REQUIRED WORK
Tally the lines containing the word "mean" and give the total alone.

Dataset records
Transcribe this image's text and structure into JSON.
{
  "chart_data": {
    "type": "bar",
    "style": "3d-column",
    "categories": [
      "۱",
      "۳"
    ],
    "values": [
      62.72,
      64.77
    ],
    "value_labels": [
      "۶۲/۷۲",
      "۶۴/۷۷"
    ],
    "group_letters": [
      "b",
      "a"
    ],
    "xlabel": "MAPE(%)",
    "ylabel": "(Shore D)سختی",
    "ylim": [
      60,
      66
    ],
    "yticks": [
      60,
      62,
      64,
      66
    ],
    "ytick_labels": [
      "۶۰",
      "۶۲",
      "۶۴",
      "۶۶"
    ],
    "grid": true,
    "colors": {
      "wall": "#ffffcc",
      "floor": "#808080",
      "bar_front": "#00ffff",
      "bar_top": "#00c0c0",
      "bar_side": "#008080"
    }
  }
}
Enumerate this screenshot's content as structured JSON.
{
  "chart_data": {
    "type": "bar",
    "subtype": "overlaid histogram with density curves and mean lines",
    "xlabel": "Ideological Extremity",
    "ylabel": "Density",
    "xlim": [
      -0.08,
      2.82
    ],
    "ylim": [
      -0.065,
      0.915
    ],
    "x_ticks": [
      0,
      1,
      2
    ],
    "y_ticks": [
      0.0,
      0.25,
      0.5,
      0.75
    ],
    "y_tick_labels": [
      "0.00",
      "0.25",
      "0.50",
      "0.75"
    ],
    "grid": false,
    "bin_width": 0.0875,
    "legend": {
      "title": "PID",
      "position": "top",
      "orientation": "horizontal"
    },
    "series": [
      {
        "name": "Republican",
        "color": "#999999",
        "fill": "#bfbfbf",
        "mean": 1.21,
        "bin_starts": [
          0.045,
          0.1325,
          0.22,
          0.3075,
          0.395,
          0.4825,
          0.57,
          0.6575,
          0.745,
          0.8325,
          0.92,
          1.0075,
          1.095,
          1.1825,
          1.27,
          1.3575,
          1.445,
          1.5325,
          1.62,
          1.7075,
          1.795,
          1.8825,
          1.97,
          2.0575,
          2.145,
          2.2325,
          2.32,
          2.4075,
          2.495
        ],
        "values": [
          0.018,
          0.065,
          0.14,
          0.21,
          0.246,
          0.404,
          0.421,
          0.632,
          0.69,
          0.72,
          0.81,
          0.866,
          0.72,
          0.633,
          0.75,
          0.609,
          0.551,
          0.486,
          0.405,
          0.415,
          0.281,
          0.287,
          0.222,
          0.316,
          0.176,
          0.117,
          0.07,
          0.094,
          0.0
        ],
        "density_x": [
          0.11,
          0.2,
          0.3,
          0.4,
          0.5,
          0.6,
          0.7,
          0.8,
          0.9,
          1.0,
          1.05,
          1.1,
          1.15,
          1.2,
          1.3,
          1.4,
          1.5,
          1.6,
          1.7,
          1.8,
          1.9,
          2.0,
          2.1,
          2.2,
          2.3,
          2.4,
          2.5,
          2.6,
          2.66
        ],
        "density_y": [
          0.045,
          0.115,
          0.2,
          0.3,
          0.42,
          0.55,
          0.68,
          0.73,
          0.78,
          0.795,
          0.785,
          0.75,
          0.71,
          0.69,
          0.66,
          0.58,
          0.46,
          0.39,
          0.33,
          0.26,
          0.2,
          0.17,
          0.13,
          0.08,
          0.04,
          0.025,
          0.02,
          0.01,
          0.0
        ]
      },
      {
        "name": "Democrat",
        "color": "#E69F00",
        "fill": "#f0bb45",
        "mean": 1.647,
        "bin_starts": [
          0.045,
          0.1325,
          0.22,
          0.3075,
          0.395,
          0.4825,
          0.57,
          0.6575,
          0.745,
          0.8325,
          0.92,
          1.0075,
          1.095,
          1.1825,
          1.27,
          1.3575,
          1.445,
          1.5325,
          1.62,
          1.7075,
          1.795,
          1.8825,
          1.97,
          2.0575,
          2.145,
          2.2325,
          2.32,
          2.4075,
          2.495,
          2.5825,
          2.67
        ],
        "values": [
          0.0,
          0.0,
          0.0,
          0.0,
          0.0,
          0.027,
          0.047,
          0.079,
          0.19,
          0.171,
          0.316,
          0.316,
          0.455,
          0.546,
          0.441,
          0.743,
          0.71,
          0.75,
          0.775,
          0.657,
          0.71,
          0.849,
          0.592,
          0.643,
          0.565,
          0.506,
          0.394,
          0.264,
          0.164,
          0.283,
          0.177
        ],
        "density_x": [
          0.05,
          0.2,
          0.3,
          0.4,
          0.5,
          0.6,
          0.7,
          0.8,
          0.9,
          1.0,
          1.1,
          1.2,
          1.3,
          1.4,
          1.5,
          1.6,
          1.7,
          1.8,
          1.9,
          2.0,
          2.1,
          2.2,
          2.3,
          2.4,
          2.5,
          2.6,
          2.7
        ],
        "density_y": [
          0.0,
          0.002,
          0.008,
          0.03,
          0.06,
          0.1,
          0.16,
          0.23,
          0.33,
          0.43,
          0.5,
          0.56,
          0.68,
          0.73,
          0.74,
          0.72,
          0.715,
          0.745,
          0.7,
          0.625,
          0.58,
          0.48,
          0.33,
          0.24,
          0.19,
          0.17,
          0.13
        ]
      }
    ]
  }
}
---
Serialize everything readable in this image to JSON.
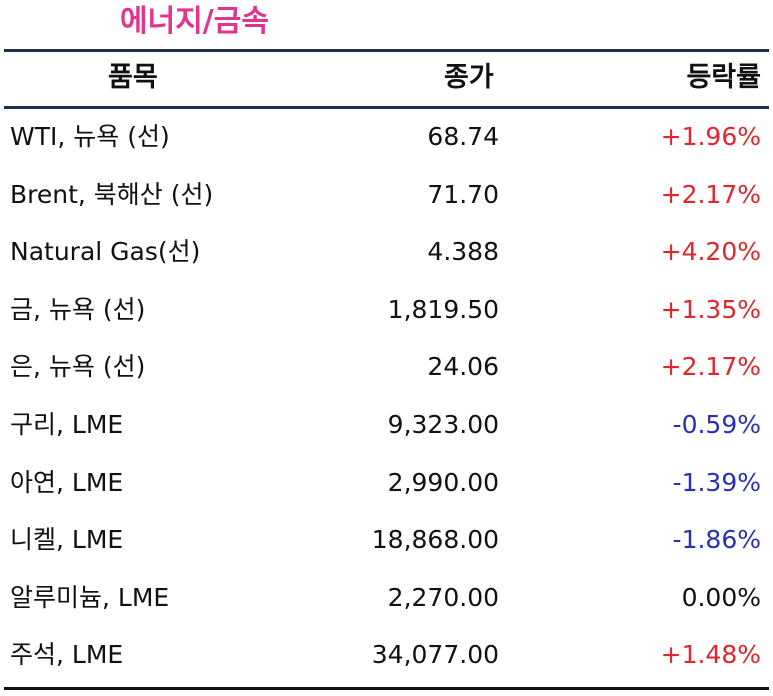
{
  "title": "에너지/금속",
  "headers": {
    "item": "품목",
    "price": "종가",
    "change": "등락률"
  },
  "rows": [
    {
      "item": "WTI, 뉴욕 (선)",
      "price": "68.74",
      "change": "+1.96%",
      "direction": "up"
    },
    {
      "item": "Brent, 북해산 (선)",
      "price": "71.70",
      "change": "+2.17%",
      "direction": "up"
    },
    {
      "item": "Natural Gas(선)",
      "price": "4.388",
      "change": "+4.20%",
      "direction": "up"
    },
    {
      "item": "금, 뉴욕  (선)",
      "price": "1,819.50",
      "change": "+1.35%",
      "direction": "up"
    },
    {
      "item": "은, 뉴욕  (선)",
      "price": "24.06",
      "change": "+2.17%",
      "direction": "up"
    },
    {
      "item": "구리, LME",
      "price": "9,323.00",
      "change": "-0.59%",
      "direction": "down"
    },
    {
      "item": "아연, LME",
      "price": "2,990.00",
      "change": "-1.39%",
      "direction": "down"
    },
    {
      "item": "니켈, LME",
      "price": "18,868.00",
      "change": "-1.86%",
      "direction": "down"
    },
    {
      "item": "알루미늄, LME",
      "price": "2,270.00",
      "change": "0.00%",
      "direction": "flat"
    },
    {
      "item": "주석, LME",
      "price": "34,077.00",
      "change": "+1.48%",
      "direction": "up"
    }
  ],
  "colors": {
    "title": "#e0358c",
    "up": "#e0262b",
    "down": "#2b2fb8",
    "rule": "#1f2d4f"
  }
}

EXPECTED ANSWER
3